--- begin ITEMS ---
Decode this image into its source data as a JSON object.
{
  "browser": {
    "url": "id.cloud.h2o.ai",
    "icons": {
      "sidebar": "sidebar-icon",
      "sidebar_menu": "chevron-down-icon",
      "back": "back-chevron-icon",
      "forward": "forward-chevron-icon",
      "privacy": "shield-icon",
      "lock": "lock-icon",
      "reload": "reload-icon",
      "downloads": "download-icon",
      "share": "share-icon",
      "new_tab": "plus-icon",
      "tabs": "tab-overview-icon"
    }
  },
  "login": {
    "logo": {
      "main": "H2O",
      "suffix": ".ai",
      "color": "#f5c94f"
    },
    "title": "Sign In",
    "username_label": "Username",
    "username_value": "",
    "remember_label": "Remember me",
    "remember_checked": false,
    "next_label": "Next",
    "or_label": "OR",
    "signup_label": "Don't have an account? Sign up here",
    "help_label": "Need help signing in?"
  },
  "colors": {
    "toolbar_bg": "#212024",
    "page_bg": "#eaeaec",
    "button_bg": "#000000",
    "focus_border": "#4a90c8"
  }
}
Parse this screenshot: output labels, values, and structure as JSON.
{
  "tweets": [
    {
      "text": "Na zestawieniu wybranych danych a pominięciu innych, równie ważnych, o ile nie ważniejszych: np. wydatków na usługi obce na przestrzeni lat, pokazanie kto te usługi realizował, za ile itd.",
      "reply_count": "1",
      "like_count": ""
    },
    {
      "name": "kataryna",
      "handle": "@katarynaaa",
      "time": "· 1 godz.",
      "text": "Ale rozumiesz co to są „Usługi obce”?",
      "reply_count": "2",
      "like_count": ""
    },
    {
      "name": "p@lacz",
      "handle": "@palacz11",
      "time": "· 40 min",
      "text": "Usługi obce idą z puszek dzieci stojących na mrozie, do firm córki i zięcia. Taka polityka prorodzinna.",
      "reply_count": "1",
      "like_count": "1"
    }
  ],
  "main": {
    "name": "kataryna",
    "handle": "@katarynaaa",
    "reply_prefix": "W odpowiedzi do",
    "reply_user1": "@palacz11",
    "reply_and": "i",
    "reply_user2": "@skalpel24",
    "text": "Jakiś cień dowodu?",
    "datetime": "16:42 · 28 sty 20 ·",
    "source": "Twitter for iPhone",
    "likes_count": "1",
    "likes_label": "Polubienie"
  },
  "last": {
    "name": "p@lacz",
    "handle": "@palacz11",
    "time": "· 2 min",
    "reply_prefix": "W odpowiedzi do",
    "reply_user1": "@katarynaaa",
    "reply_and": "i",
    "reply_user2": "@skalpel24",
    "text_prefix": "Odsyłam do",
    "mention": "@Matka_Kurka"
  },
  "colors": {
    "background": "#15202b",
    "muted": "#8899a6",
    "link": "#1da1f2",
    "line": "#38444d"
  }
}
--- end ITEMS ---
List each line in the listing that contains the string "handle".

      "handle": "@katarynaaa",
      "handle": "@palacz11",
    "handle": "@katarynaaa",
    "handle": "@palacz11",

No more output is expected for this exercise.